> What to produce: Copy out the entries below in full and exactly.

--- start of Input ---

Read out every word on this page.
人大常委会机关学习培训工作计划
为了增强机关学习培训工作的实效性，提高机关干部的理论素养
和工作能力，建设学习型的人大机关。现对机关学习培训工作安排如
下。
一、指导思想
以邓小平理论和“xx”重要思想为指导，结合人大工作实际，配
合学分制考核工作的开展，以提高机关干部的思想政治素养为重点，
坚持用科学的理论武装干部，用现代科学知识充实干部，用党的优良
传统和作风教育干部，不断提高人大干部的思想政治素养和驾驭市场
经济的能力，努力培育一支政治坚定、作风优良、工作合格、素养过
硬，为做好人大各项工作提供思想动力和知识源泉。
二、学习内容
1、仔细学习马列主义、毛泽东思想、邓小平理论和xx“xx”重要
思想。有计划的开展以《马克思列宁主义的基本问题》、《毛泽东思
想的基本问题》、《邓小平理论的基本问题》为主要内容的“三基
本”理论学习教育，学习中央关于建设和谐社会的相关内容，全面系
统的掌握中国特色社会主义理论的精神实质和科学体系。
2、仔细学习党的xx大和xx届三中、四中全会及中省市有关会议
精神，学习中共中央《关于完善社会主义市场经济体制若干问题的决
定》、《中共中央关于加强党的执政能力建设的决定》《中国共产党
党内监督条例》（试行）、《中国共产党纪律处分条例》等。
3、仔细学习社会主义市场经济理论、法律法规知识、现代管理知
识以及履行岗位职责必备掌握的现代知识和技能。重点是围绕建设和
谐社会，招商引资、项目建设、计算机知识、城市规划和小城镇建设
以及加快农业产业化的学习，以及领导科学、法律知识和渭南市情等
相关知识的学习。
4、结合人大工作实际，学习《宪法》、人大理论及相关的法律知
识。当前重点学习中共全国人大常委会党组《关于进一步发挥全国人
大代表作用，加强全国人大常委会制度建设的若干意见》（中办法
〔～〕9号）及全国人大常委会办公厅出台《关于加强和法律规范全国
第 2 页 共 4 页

--- end of Input ---

> Response below:
Read out every word on this page.
人大常委会机关学习培训工作计划
为了增强机关学习培训工作的实效性，提高机关干部的理论素养
和工作能力，建设学习型的人大机关。现对机关学习培训工作安排如
下。
一、指导思想
以邓小平理论和“xx”重要思想为指导，结合人大工作实际，配
合学分制考核工作的开展，以提高机关干部的思想政治素养为重点，
坚持用科学的理论武装干部，用现代科学知识充实干部，用党的优良
传统和作风教育干部，不断提高人大干部的思想政治素养和驾驭市场
经济的能力，努力培育一支政治坚定、作风优良、工作合格、素养过
硬，为做好人大各项工作提供思想动力和知识源泉。
二、学习内容
1、仔细学习马列主义、毛泽东思想、邓小平理论和xx“xx”重要
思想。有计划的开展以《马克思列宁主义的基本问题》、《毛泽东思
想的基本问题》、《邓小平理论的基本问题》为主要内容的“三基
本”理论学习教育，学习中央关于建设和谐社会的相关内容，全面系
统的掌握中国特色社会主义理论的精神实质和科学体系。
2、仔细学习党的xx大和xx届三中、四中全会及中省市有关会议
精神，学习中共中央《关于完善社会主义市场经济体制若干问题的决
定》、《中共中央关于加强党的执政能力建设的决定》《中国共产党
党内监督条例》（试行）、《中国共产党纪律处分条例》等。
3、仔细学习社会主义市场经济理论、法律法规知识、现代管理知
识以及履行岗位职责必备掌握的现代知识和技能。重点是围绕建设和
谐社会，招商引资、项目建设、计算机知识、城市规划和小城镇建设
以及加快农业产业化的学习，以及领导科学、法律知识和渭南市情等
相关知识的学习。
4、结合人大工作实际，学习《宪法》、人大理论及相关的法律知
识。当前重点学习中共全国人大常委会党组《关于进一步发挥全国人
大代表作用，加强全国人大常委会制度建设的若干意见》（中办法
〔～〕9号）及全国人大常委会办公厅出台《关于加强和法律规范全国
第 2 页 共 4 页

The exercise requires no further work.